-- start --
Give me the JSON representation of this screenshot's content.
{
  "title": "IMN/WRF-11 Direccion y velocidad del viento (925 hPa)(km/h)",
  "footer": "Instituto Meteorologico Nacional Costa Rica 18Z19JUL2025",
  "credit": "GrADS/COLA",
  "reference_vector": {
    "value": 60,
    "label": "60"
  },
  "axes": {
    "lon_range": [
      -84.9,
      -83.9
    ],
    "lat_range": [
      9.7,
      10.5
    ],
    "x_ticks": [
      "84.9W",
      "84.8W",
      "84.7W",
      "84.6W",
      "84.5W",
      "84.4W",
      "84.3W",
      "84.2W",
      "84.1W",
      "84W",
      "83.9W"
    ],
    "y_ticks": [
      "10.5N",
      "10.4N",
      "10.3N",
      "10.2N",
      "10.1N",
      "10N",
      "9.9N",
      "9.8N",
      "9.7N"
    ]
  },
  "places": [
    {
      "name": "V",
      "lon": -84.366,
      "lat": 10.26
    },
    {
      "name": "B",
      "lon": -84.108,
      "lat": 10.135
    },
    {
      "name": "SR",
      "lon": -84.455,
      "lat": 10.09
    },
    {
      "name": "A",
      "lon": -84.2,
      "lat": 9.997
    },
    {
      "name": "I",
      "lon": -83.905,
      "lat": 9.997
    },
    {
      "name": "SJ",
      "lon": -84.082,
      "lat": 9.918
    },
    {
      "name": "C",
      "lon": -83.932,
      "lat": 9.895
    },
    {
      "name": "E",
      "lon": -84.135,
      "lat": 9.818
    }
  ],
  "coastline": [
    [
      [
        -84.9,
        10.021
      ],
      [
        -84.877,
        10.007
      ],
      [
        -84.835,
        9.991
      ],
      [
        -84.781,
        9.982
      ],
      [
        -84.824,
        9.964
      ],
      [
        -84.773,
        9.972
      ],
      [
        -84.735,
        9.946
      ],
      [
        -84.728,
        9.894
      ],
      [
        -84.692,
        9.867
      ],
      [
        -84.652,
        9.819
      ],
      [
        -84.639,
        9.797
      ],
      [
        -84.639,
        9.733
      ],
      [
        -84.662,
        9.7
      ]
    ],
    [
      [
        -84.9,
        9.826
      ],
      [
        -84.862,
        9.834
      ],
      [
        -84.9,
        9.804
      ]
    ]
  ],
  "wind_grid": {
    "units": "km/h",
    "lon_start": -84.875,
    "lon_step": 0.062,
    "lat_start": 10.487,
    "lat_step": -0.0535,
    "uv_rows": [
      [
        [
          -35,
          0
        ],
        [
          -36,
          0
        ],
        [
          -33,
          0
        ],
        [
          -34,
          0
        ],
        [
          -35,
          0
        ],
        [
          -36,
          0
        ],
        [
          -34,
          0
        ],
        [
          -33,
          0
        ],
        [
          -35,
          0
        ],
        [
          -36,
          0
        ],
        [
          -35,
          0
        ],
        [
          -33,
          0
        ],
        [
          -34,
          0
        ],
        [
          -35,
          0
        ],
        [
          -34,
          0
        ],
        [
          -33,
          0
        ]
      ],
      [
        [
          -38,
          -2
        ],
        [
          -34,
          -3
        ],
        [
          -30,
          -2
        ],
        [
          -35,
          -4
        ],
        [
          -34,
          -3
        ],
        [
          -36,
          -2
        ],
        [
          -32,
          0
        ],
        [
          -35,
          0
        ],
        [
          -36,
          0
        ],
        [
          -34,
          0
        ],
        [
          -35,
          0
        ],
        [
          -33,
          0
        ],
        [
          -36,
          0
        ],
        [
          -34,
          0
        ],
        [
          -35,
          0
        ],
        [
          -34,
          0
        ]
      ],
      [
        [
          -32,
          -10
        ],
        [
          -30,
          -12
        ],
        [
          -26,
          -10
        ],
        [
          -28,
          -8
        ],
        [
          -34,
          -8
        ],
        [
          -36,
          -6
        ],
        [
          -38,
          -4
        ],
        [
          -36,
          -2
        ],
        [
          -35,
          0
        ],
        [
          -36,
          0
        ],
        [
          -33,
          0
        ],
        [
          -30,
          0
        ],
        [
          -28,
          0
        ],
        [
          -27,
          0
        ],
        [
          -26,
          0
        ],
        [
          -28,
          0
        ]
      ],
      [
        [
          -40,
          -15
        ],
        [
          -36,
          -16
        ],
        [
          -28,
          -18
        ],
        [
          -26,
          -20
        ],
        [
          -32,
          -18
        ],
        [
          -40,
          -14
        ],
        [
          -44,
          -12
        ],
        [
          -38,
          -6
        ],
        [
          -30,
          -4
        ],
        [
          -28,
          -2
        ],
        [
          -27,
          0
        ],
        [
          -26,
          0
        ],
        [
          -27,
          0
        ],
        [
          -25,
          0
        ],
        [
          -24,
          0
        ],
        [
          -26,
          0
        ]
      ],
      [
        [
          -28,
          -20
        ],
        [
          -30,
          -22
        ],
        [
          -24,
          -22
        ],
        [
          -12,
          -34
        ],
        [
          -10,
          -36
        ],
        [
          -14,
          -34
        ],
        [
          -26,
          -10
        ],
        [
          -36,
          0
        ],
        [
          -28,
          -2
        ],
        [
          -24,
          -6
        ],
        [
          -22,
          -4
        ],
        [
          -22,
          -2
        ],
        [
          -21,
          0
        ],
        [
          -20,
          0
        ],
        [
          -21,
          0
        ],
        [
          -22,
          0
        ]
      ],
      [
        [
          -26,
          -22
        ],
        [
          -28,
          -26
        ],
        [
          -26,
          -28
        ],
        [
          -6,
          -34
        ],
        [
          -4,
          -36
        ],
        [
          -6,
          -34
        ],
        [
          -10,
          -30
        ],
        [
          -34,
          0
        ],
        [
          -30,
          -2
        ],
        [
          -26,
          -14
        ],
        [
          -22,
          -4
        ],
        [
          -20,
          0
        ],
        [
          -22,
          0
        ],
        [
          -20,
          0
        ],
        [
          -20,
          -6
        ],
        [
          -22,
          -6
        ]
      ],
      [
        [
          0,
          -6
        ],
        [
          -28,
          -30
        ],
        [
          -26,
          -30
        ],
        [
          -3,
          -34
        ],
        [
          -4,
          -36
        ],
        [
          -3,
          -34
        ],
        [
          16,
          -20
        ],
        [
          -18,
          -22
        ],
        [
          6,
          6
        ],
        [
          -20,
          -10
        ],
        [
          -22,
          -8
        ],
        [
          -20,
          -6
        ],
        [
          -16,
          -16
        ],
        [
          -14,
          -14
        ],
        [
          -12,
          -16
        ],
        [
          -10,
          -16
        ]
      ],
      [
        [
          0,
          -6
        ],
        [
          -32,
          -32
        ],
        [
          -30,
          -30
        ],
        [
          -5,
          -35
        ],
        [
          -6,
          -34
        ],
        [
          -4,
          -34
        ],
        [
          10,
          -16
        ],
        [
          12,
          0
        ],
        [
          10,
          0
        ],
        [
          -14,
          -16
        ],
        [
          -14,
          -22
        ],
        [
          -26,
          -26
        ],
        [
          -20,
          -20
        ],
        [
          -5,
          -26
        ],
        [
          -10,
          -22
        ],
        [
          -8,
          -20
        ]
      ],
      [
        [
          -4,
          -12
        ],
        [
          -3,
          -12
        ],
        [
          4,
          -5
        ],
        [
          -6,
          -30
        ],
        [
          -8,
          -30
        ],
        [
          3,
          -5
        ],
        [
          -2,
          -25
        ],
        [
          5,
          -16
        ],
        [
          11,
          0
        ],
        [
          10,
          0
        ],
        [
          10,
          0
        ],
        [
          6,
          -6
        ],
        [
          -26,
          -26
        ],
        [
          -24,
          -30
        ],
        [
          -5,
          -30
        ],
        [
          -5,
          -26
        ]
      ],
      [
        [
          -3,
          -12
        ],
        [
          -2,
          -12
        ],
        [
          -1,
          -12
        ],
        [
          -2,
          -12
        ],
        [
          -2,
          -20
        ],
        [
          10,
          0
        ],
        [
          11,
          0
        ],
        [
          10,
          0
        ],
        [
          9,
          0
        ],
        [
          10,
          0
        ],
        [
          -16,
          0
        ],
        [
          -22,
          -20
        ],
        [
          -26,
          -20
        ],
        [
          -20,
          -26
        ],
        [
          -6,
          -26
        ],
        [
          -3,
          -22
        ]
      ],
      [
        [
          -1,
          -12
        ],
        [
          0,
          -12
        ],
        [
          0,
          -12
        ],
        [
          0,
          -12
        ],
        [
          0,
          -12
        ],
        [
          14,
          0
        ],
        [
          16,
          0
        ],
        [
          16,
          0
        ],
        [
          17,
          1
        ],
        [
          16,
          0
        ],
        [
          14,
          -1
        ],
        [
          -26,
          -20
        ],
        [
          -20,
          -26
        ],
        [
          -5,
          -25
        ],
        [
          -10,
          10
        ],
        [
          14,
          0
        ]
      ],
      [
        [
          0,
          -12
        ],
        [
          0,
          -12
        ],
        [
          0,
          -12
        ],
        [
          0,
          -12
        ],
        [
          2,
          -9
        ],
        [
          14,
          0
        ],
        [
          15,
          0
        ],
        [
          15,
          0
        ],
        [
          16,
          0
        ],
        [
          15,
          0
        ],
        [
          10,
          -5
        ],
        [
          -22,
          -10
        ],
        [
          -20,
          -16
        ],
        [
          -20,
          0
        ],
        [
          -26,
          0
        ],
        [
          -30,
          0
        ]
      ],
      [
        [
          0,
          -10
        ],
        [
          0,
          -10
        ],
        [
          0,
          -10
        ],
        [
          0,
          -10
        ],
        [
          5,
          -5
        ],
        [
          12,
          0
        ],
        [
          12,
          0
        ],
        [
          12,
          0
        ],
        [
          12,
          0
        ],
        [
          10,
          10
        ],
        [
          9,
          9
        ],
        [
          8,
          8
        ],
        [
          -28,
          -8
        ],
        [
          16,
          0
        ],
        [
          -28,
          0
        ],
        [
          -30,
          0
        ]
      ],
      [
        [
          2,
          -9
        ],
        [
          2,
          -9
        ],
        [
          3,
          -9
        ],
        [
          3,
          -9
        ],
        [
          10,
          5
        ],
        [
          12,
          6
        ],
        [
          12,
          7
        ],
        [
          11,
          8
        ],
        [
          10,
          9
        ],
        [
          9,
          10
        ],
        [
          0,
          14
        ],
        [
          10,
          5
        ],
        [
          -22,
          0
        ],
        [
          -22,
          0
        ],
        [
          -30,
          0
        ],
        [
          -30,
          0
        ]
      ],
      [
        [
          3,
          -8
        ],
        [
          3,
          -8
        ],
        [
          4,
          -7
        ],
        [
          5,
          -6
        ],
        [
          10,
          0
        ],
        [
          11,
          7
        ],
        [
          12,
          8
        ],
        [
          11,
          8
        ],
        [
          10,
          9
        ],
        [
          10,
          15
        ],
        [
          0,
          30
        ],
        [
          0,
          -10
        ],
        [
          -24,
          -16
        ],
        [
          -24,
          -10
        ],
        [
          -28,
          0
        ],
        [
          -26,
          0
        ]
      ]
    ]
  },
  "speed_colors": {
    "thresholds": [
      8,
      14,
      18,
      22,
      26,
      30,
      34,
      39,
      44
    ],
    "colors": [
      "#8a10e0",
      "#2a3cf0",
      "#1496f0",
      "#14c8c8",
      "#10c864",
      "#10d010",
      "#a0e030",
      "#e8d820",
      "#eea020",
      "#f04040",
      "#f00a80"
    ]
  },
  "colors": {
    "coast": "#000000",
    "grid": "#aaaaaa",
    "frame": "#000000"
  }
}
-- end --
> What is required
Pull out each line of the records holding the string "name".

> Reply to the task
      "name": "V",
      "name": "B",
      "name": "SR",
      "name": "A",
      "name": "I",
      "name": "SJ",
      "name": "C",
      "name": "E",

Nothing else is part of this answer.